### TRY IT
Please retype each record exactly as it stands below.

Stored data:
++++
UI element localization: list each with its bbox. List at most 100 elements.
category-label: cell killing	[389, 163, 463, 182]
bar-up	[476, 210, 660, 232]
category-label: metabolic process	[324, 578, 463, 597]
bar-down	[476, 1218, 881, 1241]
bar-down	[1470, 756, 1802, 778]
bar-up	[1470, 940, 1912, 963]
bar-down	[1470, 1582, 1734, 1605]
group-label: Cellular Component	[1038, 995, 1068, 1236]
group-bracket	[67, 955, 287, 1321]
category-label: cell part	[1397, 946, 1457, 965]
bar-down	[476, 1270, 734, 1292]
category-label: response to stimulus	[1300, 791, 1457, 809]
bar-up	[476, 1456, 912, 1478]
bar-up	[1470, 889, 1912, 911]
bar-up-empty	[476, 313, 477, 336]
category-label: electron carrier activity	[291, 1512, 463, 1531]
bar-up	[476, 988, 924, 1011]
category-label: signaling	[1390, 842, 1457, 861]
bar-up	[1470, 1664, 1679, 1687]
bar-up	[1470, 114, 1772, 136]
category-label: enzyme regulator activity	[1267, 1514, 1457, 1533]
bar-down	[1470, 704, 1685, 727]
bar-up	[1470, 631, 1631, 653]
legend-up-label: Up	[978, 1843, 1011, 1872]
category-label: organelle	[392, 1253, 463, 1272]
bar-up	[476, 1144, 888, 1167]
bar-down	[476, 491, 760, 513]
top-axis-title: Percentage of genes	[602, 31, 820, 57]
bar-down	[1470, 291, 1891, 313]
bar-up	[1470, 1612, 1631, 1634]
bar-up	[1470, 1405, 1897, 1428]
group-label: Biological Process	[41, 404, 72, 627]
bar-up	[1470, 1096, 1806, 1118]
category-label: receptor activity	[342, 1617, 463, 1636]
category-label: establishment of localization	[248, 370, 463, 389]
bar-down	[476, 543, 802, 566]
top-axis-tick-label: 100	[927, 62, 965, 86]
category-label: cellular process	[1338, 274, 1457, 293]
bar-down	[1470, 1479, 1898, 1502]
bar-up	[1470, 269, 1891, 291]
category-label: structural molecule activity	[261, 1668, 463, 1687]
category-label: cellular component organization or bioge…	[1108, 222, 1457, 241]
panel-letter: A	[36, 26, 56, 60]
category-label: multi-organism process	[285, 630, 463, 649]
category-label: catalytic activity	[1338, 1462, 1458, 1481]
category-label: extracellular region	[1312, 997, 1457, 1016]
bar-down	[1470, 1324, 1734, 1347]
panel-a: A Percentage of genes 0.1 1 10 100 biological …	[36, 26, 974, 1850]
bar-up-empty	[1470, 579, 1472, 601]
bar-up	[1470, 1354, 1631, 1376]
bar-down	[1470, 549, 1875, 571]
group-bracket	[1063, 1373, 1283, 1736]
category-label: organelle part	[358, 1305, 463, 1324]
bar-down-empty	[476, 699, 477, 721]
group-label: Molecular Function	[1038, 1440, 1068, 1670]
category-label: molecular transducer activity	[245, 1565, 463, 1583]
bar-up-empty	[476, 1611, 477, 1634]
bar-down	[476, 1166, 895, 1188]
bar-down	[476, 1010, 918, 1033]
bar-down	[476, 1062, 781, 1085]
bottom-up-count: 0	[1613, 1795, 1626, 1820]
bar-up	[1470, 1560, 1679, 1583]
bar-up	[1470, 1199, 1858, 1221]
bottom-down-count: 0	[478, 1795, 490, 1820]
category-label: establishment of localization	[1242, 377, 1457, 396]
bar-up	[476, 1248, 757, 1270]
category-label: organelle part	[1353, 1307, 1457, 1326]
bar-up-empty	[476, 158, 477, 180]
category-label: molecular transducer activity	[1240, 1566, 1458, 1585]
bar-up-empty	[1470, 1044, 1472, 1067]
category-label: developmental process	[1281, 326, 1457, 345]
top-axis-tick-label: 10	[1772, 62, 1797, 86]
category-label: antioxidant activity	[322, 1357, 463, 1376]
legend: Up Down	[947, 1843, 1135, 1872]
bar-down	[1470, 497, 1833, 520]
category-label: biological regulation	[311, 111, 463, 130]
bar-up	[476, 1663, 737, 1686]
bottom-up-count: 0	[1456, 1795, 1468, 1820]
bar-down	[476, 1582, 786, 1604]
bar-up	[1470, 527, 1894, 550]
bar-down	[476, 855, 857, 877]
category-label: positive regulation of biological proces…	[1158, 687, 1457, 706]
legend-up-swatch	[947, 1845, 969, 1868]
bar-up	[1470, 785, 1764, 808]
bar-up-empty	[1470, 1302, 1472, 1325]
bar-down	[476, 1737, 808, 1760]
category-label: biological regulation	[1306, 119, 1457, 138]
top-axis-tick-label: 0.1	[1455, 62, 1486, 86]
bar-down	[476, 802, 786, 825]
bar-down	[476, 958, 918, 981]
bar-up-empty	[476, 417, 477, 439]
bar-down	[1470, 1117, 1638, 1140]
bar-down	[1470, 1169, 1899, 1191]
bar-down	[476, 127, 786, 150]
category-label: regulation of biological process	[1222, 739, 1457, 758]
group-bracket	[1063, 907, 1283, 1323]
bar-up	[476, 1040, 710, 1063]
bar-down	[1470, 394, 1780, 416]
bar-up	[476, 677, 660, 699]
++++
### YOUR RESPONSE
UI element localization: list each with its bbox. List at most 100 elements.
category-label: cell killing	[389, 163, 463, 182]
bar-up	[476, 210, 660, 232]
category-label: metabolic process	[324, 578, 463, 597]
bar-down	[476, 1218, 881, 1241]
bar-down	[1470, 756, 1802, 778]
bar-up	[1470, 940, 1912, 963]
bar-down	[1470, 1582, 1734, 1605]
group-label: Cellular Component	[1038, 995, 1068, 1236]
group-bracket	[67, 955, 287, 1321]
category-label: cell part	[1397, 946, 1457, 965]
bar-down	[476, 1270, 734, 1292]
category-label: response to stimulus	[1300, 791, 1457, 809]
bar-up	[476, 1456, 912, 1478]
bar-up	[1470, 889, 1912, 911]
bar-up-empty	[476, 313, 477, 336]
category-label: electron carrier activity	[291, 1512, 463, 1531]
bar-up	[476, 988, 924, 1011]
category-label: signaling	[1390, 842, 1457, 861]
bar-up	[1470, 1664, 1679, 1687]
bar-up	[1470, 114, 1772, 136]
category-label: enzyme regulator activity	[1267, 1514, 1457, 1533]
bar-down	[1470, 704, 1685, 727]
bar-up	[1470, 631, 1631, 653]
legend-up-label: Up	[978, 1843, 1011, 1872]
category-label: organelle	[392, 1253, 463, 1272]
bar-up	[476, 1144, 888, 1167]
bar-down	[476, 491, 760, 513]
top-axis-title: Percentage of genes	[602, 31, 820, 57]
bar-down	[1470, 291, 1891, 313]
bar-up	[1470, 1612, 1631, 1634]
bar-up	[1470, 1405, 1897, 1428]
group-label: Biological Process	[41, 404, 72, 627]
bar-up	[1470, 1096, 1806, 1118]
category-label: receptor activity	[342, 1617, 463, 1636]
category-label: establishment of localization	[248, 370, 463, 389]
bar-down	[476, 543, 802, 566]
top-axis-tick-label: 100	[927, 62, 965, 86]
category-label: cellular process	[1338, 274, 1457, 293]
bar-down	[1470, 1479, 1898, 1502]
bar-up	[1470, 269, 1891, 291]
category-label: structural molecule activity	[261, 1668, 463, 1687]
category-label: cellular component organization or bioge…	[1108, 222, 1457, 241]
panel-letter: A	[36, 26, 56, 60]
category-label: multi-organism process	[285, 630, 463, 649]
category-label: catalytic activity	[1338, 1462, 1458, 1481]
category-label: extracellular region	[1312, 997, 1457, 1016]
bar-down	[1470, 1324, 1734, 1347]
panel-a: A Percentage of genes 0.1 1 10 100 biological …	[36, 26, 974, 1850]
bar-up-empty	[1470, 579, 1472, 601]
bar-up	[1470, 1354, 1631, 1376]
bar-down	[1470, 549, 1875, 571]
group-bracket	[1063, 1373, 1283, 1736]
category-label: organelle part	[358, 1305, 463, 1324]
bar-down-empty	[476, 699, 477, 721]
group-label: Molecular Function	[1038, 1440, 1068, 1670]
category-label: molecular transducer activity	[245, 1565, 463, 1583]
bar-up-empty	[476, 1611, 477, 1634]
bar-down	[476, 1166, 895, 1188]
bar-down	[476, 1010, 918, 1033]
bar-down	[476, 1062, 781, 1085]
bottom-up-count: 0	[1613, 1795, 1626, 1820]
bar-up	[1470, 1560, 1679, 1583]
bar-up	[1470, 1199, 1858, 1221]
bottom-down-count: 0	[478, 1795, 490, 1820]
category-label: establishment of localization	[1242, 377, 1457, 396]
bar-up	[476, 1248, 757, 1270]
category-label: organelle part	[1353, 1307, 1457, 1326]
bar-up-empty	[476, 158, 477, 180]
category-label: molecular transducer activity	[1240, 1566, 1458, 1585]
bar-up-empty	[1470, 1044, 1472, 1067]
category-label: developmental process	[1281, 326, 1457, 345]
top-axis-tick-label: 10	[1772, 62, 1797, 86]
category-label: antioxidant activity	[322, 1357, 463, 1376]
legend: Up Down	[947, 1843, 1135, 1872]
bar-down	[1470, 497, 1833, 520]
category-label: biological regulation	[311, 111, 463, 130]
bar-up	[476, 1663, 737, 1686]
bottom-up-count: 0	[1456, 1795, 1468, 1820]
bar-down	[476, 1582, 786, 1604]
bar-up	[1470, 527, 1894, 550]
bar-down	[476, 855, 857, 877]
category-label: positive regulation of biological proces…	[1158, 687, 1457, 706]
legend-up-swatch	[947, 1845, 969, 1868]
bar-up	[1470, 785, 1764, 808]
bar-up-empty	[1470, 1302, 1472, 1325]
bar-down	[476, 1737, 808, 1760]
category-label: biological regulation	[1306, 119, 1457, 138]
top-axis-tick-label: 0.1	[1455, 62, 1486, 86]
bar-down	[476, 802, 786, 825]
bar-down	[476, 958, 918, 981]
bar-up-empty	[476, 417, 477, 439]
bar-down	[1470, 1117, 1638, 1140]
bar-down	[1470, 1169, 1899, 1191]
bar-down	[476, 127, 786, 150]
category-label: regulation of biological process	[1222, 739, 1457, 758]
group-bracket	[1063, 907, 1283, 1323]
bar-up	[476, 1040, 710, 1063]
bar-down	[1470, 394, 1780, 416]
bar-up	[476, 677, 660, 699]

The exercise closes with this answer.